### The data
···

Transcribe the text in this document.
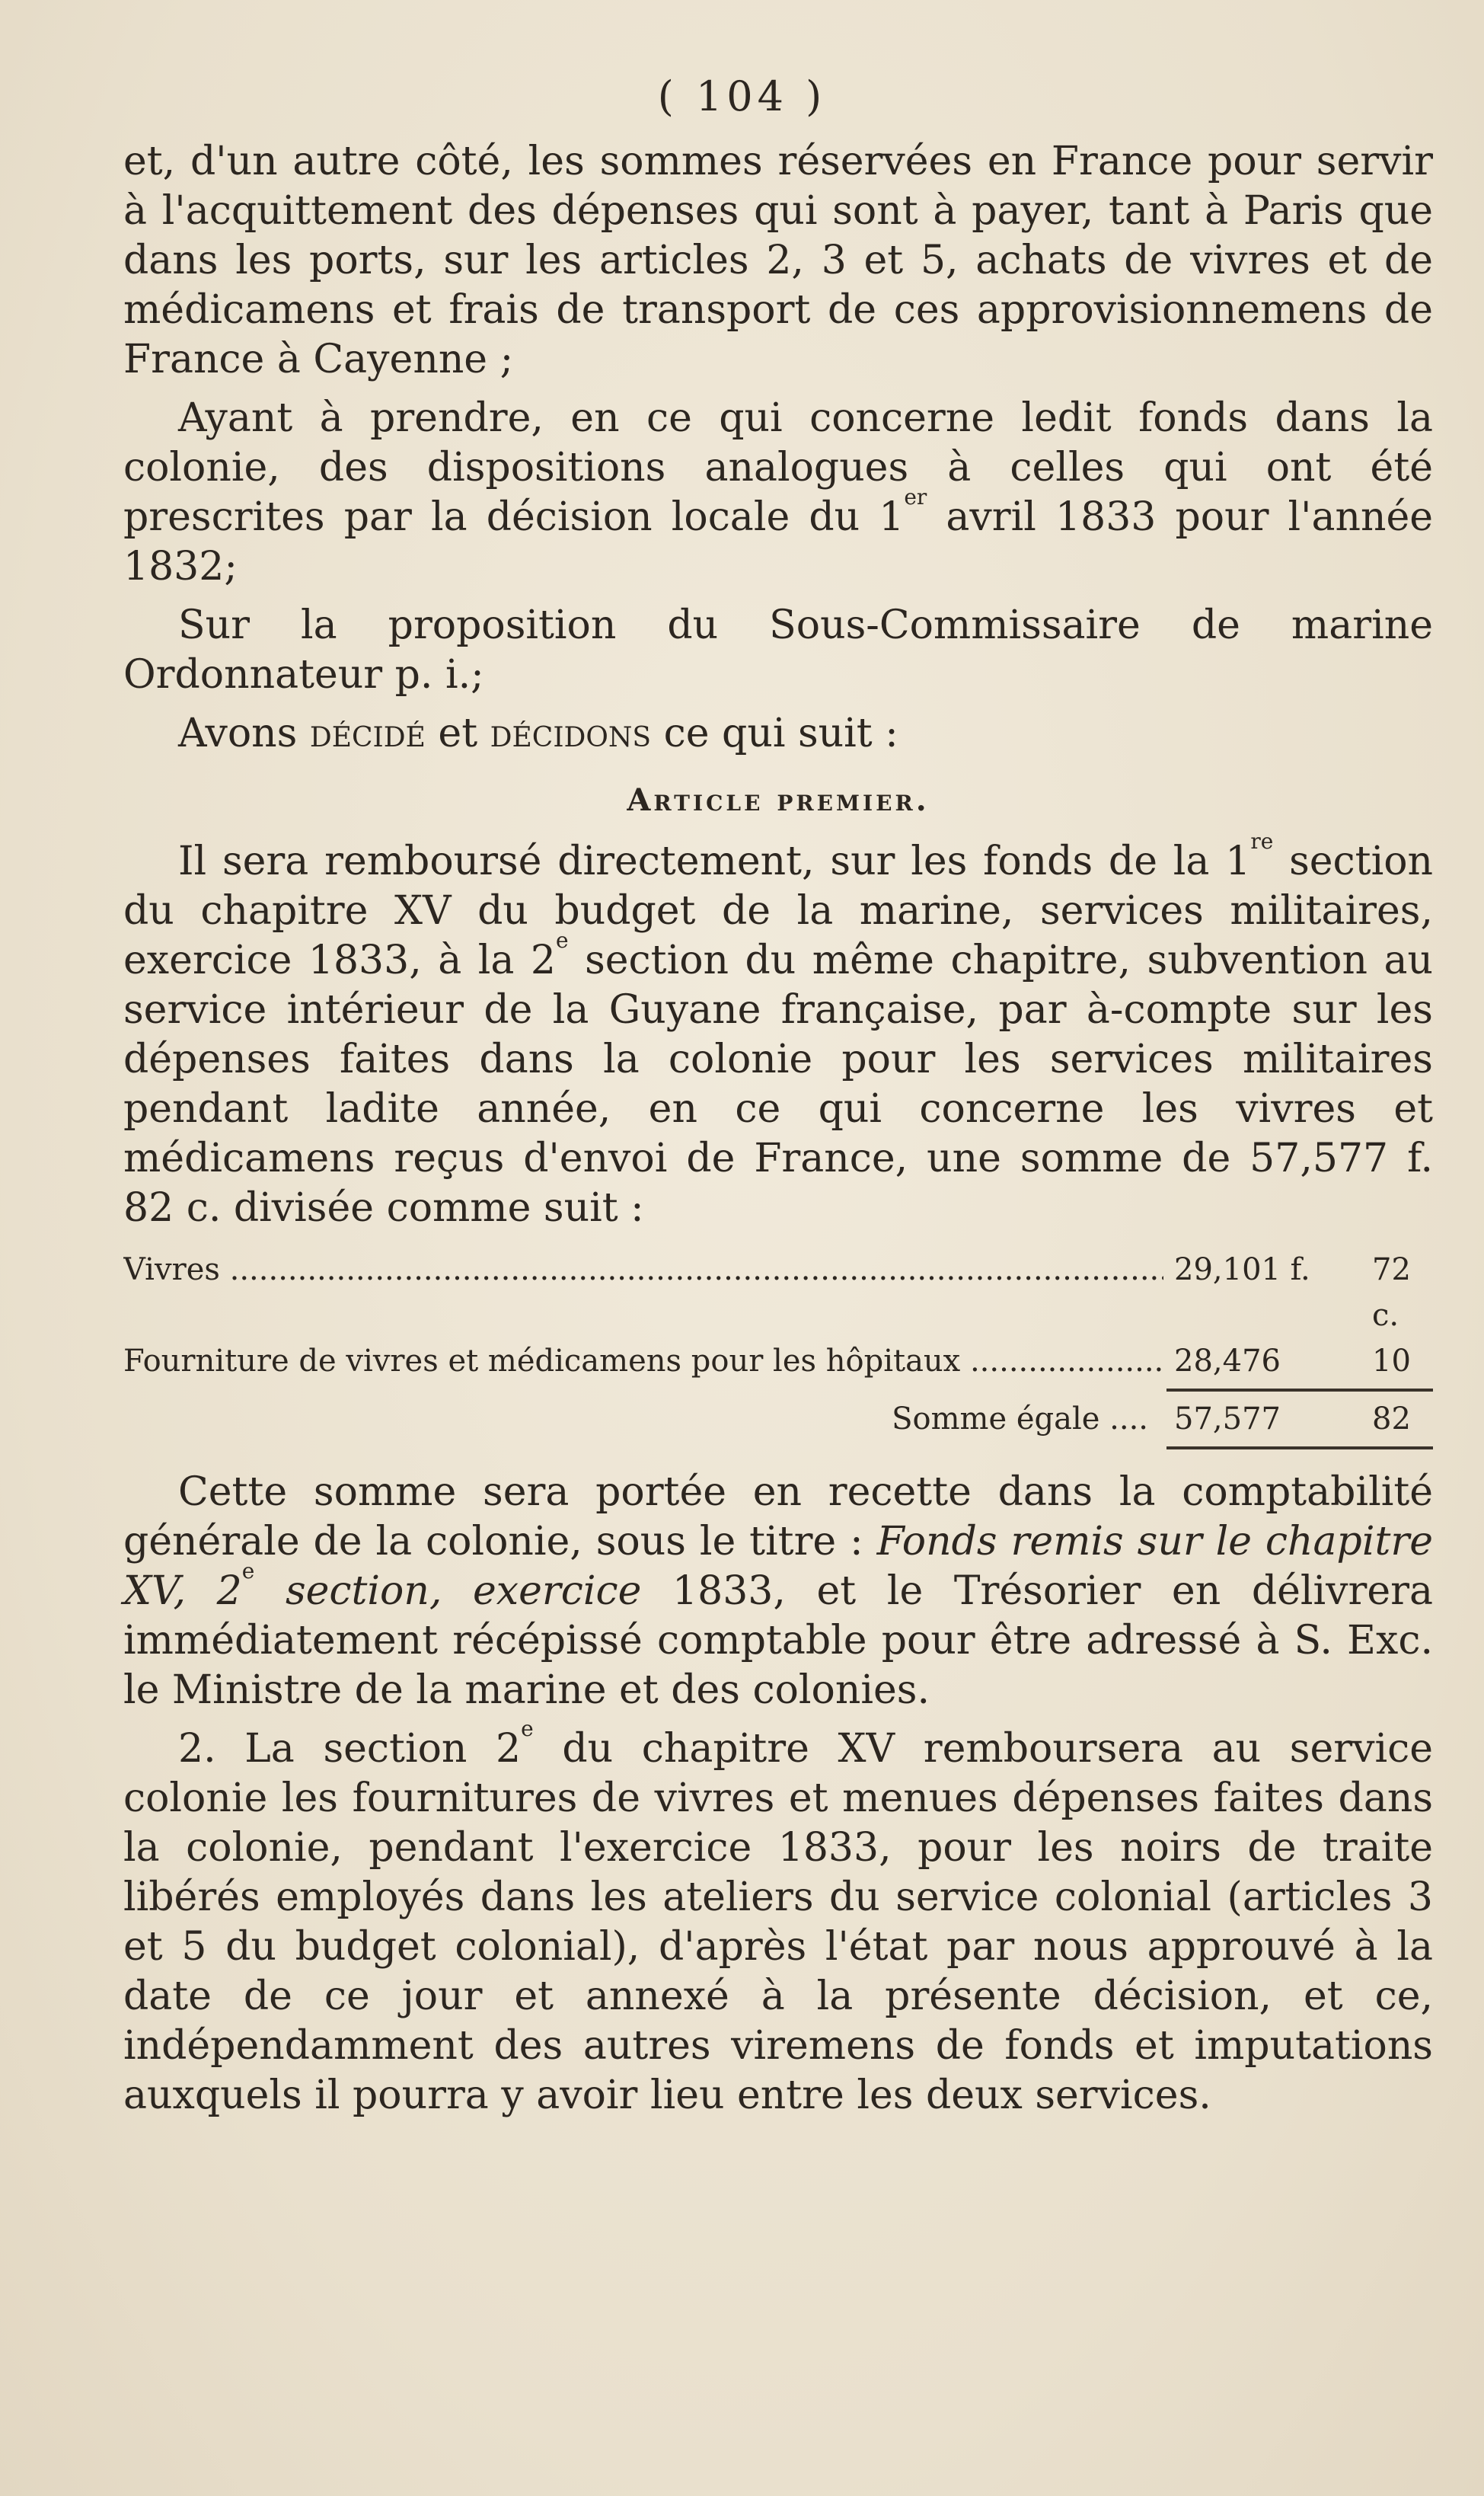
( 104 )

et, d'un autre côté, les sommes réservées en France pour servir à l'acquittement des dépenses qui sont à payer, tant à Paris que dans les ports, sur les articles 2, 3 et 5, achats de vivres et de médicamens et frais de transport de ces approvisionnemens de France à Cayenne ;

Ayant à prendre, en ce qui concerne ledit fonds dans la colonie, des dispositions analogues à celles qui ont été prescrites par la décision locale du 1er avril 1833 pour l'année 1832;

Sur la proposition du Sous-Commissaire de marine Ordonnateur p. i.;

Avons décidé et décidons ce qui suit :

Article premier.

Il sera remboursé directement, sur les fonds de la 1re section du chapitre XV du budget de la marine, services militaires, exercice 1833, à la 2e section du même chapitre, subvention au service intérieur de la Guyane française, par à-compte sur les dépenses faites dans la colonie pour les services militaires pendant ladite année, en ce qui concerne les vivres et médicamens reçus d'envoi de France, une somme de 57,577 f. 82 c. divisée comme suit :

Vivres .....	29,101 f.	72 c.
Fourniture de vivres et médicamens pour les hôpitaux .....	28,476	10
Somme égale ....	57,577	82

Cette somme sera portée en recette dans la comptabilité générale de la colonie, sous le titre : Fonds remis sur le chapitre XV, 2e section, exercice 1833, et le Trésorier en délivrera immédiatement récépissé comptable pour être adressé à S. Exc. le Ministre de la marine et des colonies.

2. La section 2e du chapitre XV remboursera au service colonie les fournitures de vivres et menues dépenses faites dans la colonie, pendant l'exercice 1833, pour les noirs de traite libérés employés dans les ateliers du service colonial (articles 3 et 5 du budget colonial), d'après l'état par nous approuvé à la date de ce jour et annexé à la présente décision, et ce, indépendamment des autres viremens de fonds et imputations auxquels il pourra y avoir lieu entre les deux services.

···

### What you should do
Restate the whole listing above exactly, except for its images.

### Task answer
Transcribe the text in this document.
( 104 )

et, d'un autre côté, les sommes réservées en France pour servir à l'acquittement des dépenses qui sont à payer, tant à Paris que dans les ports, sur les articles 2, 3 et 5, achats de vivres et de médicamens et frais de transport de ces approvisionnemens de France à Cayenne ;

Ayant à prendre, en ce qui concerne ledit fonds dans la colonie, des dispositions analogues à celles qui ont été prescrites par la décision locale du 1er avril 1833 pour l'année 1832;

Sur la proposition du Sous-Commissaire de marine Ordonnateur p. i.;

Avons décidé et décidons ce qui suit :

Article premier.

Il sera remboursé directement, sur les fonds de la 1re section du chapitre XV du budget de la marine, services militaires, exercice 1833, à la 2e section du même chapitre, subvention au service intérieur de la Guyane française, par à-compte sur les dépenses faites dans la colonie pour les services militaires pendant ladite année, en ce qui concerne les vivres et médicamens reçus d'envoi de France, une somme de 57,577 f. 82 c. divisée comme suit :

Vivres .....	29,101 f.	72 c.
Fourniture de vivres et médicamens pour les hôpitaux .....	28,476	10
Somme égale ....	57,577	82

Cette somme sera portée en recette dans la comptabilité générale de la colonie, sous le titre : Fonds remis sur le chapitre XV, 2e section, exercice 1833, et le Trésorier en délivrera immédiatement récépissé comptable pour être adressé à S. Exc. le Ministre de la marine et des colonies.

2. La section 2e du chapitre XV remboursera au service colonie les fournitures de vivres et menues dépenses faites dans la colonie, pendant l'exercice 1833, pour les noirs de traite libérés employés dans les ateliers du service colonial (articles 3 et 5 du budget colonial), d'après l'état par nous approuvé à la date de ce jour et annexé à la présente décision, et ce, indépendamment des autres viremens de fonds et imputations auxquels il pourra y avoir lieu entre les deux services.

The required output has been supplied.